GOAL: An exact reproduction of the records is required, with all images left out.

RECORDS SHOWN:
########################################
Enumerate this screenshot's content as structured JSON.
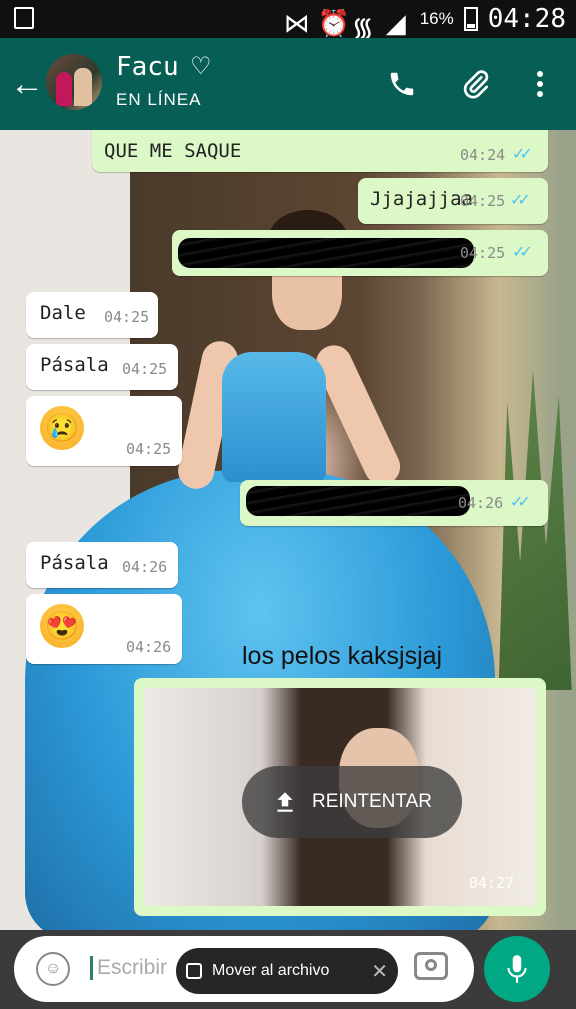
{
  "status_bar": {
    "battery_percent": "16%",
    "time": "04:28"
  },
  "header": {
    "contact_name": "Facu",
    "heart": "♡",
    "status": "EN LÍNEA",
    "back_icon": "←"
  },
  "messages": [
    {
      "dir": "out",
      "text": "QUE ME SAQUE",
      "time": "04:24"
    },
    {
      "dir": "out",
      "text": "Jjajajjaa",
      "time": "04:25"
    },
    {
      "dir": "out",
      "text": "",
      "time": "04:25",
      "redacted": true
    },
    {
      "dir": "in",
      "text": "Dale",
      "time": "04:25"
    },
    {
      "dir": "in",
      "text": "Pásala",
      "time": "04:25"
    },
    {
      "dir": "in",
      "text": "😢",
      "time": "04:25"
    },
    {
      "dir": "out",
      "text": "",
      "time": "04:26",
      "redacted": true
    },
    {
      "dir": "in",
      "text": "Pásala",
      "time": "04:26"
    },
    {
      "dir": "in",
      "text": "😍",
      "time": "04:26"
    }
  ],
  "media": {
    "caption": "los pelos kaksjsjaj",
    "retry_label": "REINTENTAR",
    "time": "04:27"
  },
  "input": {
    "placeholder": "Escribir"
  },
  "snackbar": {
    "label": "Mover al archivo",
    "close": "✕"
  },
  "colors": {
    "header": "#075e54",
    "outgoing_bubble": "#dcf8c6",
    "incoming_bubble": "#ffffff",
    "ticks": "#4fc3f7",
    "mic": "#00a884"
  }
}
########################################
FINAL RESULT:
Enumerate this screenshot's content as structured JSON.
{
  "status_bar": {
    "battery_percent": "16%",
    "time": "04:28"
  },
  "header": {
    "contact_name": "Facu",
    "heart": "♡",
    "status": "EN LÍNEA",
    "back_icon": "←"
  },
  "messages": [
    {
      "dir": "out",
      "text": "QUE ME SAQUE",
      "time": "04:24"
    },
    {
      "dir": "out",
      "text": "Jjajajjaa",
      "time": "04:25"
    },
    {
      "dir": "out",
      "text": "",
      "time": "04:25",
      "redacted": true
    },
    {
      "dir": "in",
      "text": "Dale",
      "time": "04:25"
    },
    {
      "dir": "in",
      "text": "Pásala",
      "time": "04:25"
    },
    {
      "dir": "in",
      "text": "😢",
      "time": "04:25"
    },
    {
      "dir": "out",
      "text": "",
      "time": "04:26",
      "redacted": true
    },
    {
      "dir": "in",
      "text": "Pásala",
      "time": "04:26"
    },
    {
      "dir": "in",
      "text": "😍",
      "time": "04:26"
    }
  ],
  "media": {
    "caption": "los pelos kaksjsjaj",
    "retry_label": "REINTENTAR",
    "time": "04:27"
  },
  "input": {
    "placeholder": "Escribir"
  },
  "snackbar": {
    "label": "Mover al archivo",
    "close": "✕"
  },
  "colors": {
    "header": "#075e54",
    "outgoing_bubble": "#dcf8c6",
    "incoming_bubble": "#ffffff",
    "ticks": "#4fc3f7",
    "mic": "#00a884"
  }
}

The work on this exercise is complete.